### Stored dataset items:
----------

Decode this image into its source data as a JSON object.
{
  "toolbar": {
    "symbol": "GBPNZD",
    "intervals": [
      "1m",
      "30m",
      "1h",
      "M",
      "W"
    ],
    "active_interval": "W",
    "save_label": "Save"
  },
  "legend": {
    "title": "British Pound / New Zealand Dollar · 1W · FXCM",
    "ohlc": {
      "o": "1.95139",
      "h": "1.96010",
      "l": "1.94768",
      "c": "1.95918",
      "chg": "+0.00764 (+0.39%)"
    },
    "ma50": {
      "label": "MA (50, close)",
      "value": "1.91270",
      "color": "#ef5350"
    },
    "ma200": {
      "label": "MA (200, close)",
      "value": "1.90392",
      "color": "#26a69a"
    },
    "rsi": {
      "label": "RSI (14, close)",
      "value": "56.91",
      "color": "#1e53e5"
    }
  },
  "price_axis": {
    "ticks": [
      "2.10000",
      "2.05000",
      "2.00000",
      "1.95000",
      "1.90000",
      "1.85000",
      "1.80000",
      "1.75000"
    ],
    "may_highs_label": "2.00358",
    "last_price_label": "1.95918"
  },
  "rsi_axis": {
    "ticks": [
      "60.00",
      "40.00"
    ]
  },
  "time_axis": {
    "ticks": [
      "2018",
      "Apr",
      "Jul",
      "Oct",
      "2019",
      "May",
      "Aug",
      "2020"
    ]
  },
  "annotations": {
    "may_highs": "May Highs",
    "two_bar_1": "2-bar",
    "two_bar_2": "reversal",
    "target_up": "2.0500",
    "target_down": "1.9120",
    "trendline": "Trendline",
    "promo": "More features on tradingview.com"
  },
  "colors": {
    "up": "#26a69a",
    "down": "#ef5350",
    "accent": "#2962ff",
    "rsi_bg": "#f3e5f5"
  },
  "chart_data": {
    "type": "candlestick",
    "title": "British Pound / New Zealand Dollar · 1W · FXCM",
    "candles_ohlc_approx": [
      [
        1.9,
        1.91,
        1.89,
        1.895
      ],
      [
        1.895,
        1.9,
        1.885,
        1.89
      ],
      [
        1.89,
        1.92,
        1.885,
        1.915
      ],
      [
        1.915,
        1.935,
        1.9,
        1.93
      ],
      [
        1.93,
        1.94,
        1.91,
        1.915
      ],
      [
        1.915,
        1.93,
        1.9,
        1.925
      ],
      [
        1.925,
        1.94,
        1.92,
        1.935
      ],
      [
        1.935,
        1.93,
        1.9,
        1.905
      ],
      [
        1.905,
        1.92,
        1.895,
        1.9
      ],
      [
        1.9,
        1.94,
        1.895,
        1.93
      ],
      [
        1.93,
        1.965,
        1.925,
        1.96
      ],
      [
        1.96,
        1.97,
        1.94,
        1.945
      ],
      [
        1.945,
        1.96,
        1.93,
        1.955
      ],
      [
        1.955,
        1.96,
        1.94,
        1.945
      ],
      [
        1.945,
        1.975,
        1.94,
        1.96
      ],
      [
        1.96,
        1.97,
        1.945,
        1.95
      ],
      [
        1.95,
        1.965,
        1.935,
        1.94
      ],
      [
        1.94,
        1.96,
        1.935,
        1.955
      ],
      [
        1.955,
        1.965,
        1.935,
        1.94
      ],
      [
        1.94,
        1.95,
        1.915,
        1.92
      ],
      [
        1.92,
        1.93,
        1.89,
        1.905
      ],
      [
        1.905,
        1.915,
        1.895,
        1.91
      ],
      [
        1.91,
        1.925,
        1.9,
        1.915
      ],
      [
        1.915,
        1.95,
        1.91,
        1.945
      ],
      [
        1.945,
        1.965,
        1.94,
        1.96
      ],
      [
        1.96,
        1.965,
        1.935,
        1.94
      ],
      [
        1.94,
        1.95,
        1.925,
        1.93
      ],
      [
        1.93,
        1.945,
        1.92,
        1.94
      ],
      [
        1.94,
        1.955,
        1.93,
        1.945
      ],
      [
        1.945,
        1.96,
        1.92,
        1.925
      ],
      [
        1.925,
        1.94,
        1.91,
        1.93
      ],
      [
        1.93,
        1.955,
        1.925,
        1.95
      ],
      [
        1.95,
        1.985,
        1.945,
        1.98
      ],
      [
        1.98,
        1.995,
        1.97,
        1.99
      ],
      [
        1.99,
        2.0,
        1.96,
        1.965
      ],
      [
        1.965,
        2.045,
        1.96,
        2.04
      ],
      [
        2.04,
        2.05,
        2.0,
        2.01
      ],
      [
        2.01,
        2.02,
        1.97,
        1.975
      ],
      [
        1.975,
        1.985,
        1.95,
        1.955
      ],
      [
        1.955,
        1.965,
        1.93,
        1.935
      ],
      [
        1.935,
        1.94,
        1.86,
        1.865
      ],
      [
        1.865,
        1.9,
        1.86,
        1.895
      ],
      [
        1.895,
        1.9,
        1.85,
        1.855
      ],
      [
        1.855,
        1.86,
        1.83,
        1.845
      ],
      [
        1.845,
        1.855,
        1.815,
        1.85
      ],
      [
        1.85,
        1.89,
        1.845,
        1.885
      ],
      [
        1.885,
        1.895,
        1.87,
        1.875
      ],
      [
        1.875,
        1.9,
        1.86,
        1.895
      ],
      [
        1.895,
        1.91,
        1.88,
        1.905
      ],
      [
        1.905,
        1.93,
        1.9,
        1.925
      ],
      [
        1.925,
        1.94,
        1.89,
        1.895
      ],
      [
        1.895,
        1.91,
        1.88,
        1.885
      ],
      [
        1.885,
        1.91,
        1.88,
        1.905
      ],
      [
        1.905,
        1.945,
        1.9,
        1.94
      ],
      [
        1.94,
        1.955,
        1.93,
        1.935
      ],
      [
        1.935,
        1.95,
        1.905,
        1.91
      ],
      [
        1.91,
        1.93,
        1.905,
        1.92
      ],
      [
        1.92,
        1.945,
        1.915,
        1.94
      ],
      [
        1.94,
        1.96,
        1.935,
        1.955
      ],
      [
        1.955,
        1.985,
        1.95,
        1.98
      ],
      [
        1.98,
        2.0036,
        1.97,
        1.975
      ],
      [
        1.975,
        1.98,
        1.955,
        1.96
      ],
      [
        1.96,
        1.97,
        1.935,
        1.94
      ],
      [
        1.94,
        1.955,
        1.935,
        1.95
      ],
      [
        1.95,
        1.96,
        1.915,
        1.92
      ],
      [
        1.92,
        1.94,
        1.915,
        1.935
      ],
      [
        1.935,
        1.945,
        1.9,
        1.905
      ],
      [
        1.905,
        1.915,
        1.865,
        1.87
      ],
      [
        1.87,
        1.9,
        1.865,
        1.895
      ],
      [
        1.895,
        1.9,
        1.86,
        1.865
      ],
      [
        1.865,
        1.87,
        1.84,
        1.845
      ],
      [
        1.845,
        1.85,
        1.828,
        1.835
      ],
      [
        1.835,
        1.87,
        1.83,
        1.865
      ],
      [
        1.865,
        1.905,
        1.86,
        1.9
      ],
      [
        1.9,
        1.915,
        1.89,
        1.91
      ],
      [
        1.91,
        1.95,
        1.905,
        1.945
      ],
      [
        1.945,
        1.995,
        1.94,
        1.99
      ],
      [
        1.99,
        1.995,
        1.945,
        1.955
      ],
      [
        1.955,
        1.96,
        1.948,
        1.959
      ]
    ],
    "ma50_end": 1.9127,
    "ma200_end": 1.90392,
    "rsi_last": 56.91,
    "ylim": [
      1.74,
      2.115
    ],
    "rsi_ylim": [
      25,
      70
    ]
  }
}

----------

### Short task:
Find each line holding "value". Copy it out.

### Written response:
      "value": "1.91270",
      "value": "1.90392",
      "value": "56.91",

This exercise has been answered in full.